[Structured figure records]
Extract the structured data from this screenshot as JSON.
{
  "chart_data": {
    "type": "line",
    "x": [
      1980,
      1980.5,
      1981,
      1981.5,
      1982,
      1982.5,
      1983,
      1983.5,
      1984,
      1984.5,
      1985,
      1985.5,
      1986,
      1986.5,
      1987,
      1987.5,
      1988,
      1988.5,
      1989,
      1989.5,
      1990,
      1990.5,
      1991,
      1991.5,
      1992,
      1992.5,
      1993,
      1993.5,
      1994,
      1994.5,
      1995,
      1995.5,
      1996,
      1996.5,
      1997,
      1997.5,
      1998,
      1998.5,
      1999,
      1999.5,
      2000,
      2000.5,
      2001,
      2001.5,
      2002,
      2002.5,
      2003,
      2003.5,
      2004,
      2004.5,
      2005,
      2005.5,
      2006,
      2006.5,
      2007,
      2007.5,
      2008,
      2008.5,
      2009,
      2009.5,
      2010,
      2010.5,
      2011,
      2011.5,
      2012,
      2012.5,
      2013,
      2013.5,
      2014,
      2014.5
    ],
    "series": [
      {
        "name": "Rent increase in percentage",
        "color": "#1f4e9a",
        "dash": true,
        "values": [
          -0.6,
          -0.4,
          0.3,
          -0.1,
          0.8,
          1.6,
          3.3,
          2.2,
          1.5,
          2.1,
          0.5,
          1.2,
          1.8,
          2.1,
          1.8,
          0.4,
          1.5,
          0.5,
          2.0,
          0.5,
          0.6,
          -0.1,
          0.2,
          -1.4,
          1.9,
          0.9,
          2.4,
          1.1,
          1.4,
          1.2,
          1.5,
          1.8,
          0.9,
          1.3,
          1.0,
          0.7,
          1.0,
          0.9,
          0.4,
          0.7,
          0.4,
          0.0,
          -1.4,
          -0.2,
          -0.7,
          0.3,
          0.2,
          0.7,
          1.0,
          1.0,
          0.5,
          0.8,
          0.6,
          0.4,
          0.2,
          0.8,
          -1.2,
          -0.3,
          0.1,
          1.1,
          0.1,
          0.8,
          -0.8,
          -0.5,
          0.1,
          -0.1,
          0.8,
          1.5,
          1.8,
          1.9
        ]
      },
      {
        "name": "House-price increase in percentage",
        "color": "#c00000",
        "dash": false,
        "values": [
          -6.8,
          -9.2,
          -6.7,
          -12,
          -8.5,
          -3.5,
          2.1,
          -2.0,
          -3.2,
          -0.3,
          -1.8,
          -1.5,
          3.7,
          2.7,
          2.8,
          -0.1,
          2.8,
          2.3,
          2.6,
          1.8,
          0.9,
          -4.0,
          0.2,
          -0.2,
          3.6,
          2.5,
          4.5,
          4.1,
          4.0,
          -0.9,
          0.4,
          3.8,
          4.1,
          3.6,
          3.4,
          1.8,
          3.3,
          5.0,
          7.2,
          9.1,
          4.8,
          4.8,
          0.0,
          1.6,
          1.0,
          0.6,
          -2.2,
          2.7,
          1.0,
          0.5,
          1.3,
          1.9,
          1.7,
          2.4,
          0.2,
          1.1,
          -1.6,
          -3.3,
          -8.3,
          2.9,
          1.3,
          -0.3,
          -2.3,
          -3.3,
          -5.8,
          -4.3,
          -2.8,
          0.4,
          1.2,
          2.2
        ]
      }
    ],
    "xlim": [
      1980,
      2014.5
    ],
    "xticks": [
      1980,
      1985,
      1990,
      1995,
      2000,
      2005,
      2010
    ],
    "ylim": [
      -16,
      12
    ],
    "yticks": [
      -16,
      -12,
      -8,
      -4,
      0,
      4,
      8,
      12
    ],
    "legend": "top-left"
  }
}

Do this - Select all lines in the listing above where the word "percentage" appears, and show them.

Result of this exercise -
        "name": "Rent increase in percentage",
        "name": "House-price increase in percentage",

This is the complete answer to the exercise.